■ REQUIRED ACTION:
For each line in the records that contains "digital", make a copy.

Page content records
################

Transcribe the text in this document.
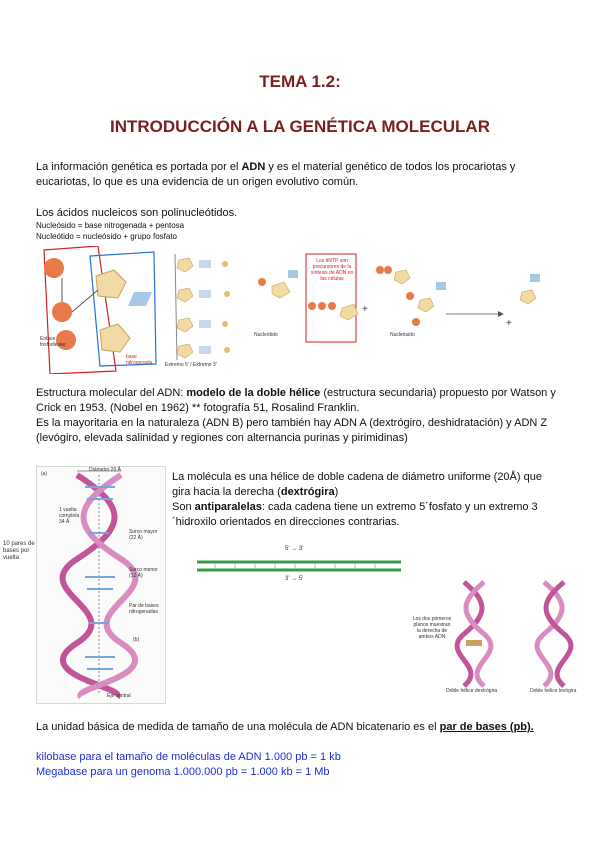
TEMA 1.2:
INTRODUCCIÓN A LA GENÉTICA MOLECULAR
La información genética es portada por el ADN y es el material genético de todos los procariotas y eucariotas, lo que es una evidencia de un origen evolutivo común.
Los ácidos nucleicos son polinucleótidos.
Nucleósido = base nitrogenada + pentosa
Nucleótido = nucleósido + grupo fosfato
Enlace fosfodiéster
base nitrogenada	Extremo 5' / Extremo 3'
+
+
Los dNTP son precursores de la síntesis de ADN en las células
Nucleótido	Nucleósido
Estructura molecular del ADN: modelo de la doble hélice (estructura secundaria) propuesto por Watson y Crick en 1953. (Nobel en 1962) ** fotografía 51, Rosalind Franklin.
Es la mayoritaria en la naturaleza (ADN B) pero también hay ADN A (dextrógiro, deshidratación) y ADN Z (levógiro, elevada salinidad y regiones con alternancia purinas y pirimidinas)
Diámetro 20 Å
1 vuelta completa 34 Å
10 pares de bases por vuelta
Surco mayor (22 Å)
Surco menor (12 Å)
Par de bases nitrogenadas
Eje central
(a)
(b)
La molécula es una hélice de doble cadena de diámetro uniforme (20Å) que gira hacia la derecha (dextrógira)
Son antiparalelas: cada cadena tiene un extremo 5´fosfato y un extremo 3´hidroxilo orientados en direcciones contrarias.
5' → 3'
3' → 5'
Los dos primeros planos muestran la derecha de ambos ADN
Doble hélice dextrógira	Doble hélice levógira
La unidad básica de medida de tamaño de una molécula de ADN bicatenario es el par de bases (pb).
kilobase para el tamaño de moléculas de ADN 1.000 pb = 1 kb
Megabase para un genoma 1.000.000 pb = 1.000 kb = 1 Mb
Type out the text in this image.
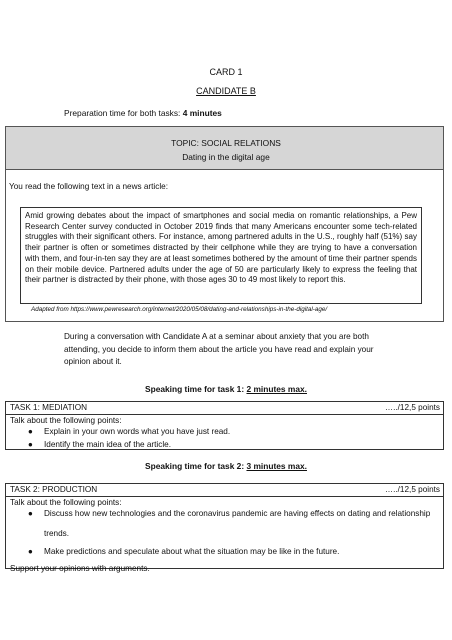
CARD 1
CANDIDATE B
Preparation time for both tasks: 4 minutes
TOPIC: SOCIAL RELATIONS
Dating in the digital age
You read the following text in a news article:
Amid growing debates about the impact of smartphones and social media on romantic relationships, a Pew Research Center survey conducted in October 2019 finds that many Americans encounter some tech-related struggles with their significant others. For instance, among partnered adults in the U.S., roughly half (51%) say their partner is often or sometimes distracted by their cellphone while they are trying to have a conversation with them, and four-in-ten say they are at least sometimes bothered by the amount of time their partner spends on their mobile device. Partnered adults under the age of 50 are particularly likely to express the feeling that their partner is distracted by their phone, with those ages 30 to 49 most likely to report this.
Adapted from https://www.pewresearch.org/internet/2020/05/08/dating-and-relationships-in-the-digital-age/
During a conversation with Candidate A at a seminar about anxiety that you are both attending, you decide to inform them about the article you have read and explain your opinion about it.
Speaking time for task 1: 2 minutes max.
TASK 1: MEDIATION	…../12,5 points
Talk about the following points:
● Explain in your own words what you have just read.
● Identify the main idea of the article.
Speaking time for task 2: 3 minutes max.
TASK 2: PRODUCTION	…../12,5 points
Talk about the following points:
● Discuss how new technologies and the coronavirus pandemic are having effects on dating and relationship trends.
● Make predictions and speculate about what the situation may be like in the future.
Support your opinions with arguments.
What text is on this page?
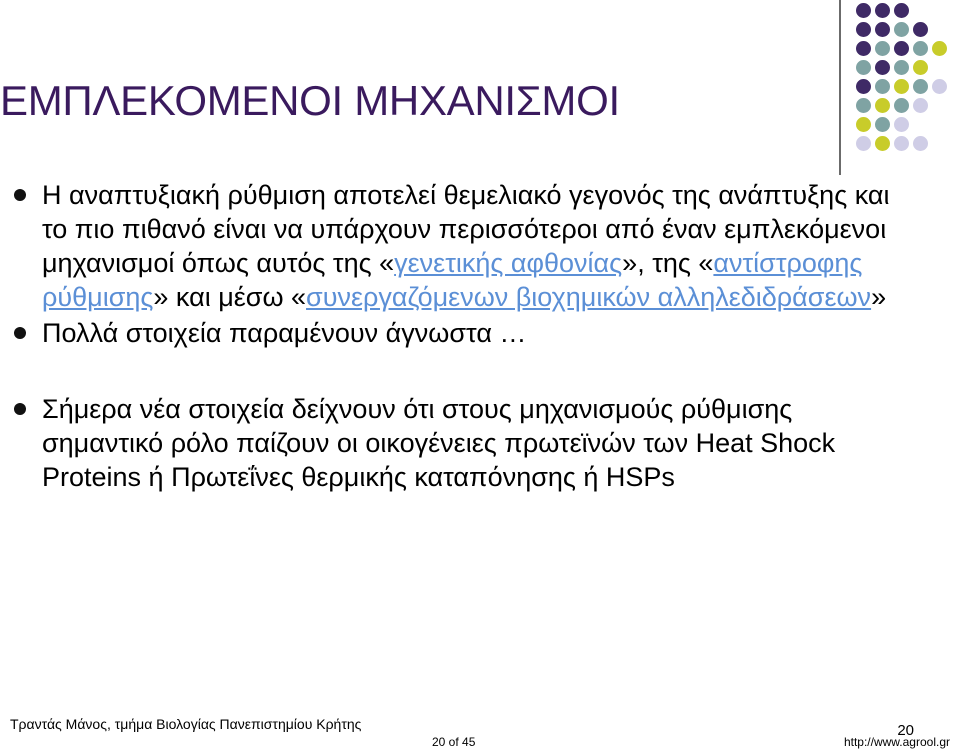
ΕΜΠΛΕΚΟΜΕΝΟΙ ΜΗΧΑΝΙΣΜΟΙ
Η αναπτυξιακή ρύθμιση αποτελεί θεμελιακό γεγονός της ανάπτυξης και το πιο πιθανό είναι να υπάρχουν περισσότεροι από έναν εμπλεκόμενοι μηχανισμοί όπως αυτός της «γενετικής αφθονίας», της «αντίστροφης ρύθμισης» και μέσω «συνεργαζόμενων βιοχημικών αλληλεδιδράσεων»
Πολλά στοιχεία παραμένουν άγνωστα …
Σήμερα νέα στοιχεία δείχνουν ότι στους μηχανισμούς ρύθμισης σημαντικό ρόλο παίζουν οι οικογένειες πρωτεϊνών των Heat Shock Proteins ή Πρωτεΐνες θερμικής καταπόνησης ή HSPs
20
Τραντάς Μάνος, τμήμα Βιολογίας Πανεπιστημίου Κρήτης
20 of 45	http://www.agrool.gr
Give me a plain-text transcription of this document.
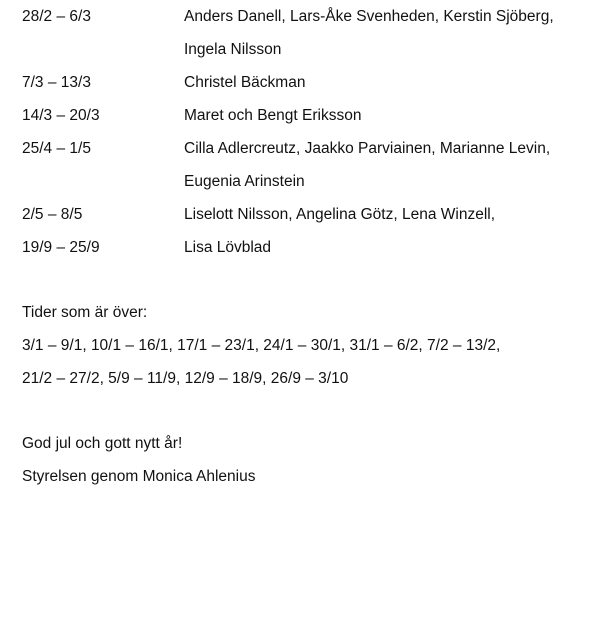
28/2 – 6/3	Anders Danell, Lars-Åke Svenheden, Kerstin Sjöberg,
Ingela Nilsson
7/3 – 13/3	Christel Bäckman
14/3 – 20/3	Maret och Bengt Eriksson
25/4 – 1/5	Cilla Adlercreutz, Jaakko Parviainen, Marianne Levin,
Eugenia Arinstein
2/5 – 8/5	Liselott Nilsson, Angelina Götz, Lena Winzell,
19/9 – 25/9	Lisa Lövblad
Tider som är över:
3/1 – 9/1, 10/1 – 16/1, 17/1 – 23/1, 24/1 – 30/1, 31/1 – 6/2, 7/2 – 13/2,
21/2 – 27/2, 5/9 – 11/9, 12/9 – 18/9, 26/9 – 3/10
God jul och gott nytt år!
Styrelsen genom Monica Ahlenius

################

■ SOLUTION:
Dating in the digital age
Adapted from https://www.pewresearch.org/internet/2020/05/08/dating-and-relationships-in-the-digital-age/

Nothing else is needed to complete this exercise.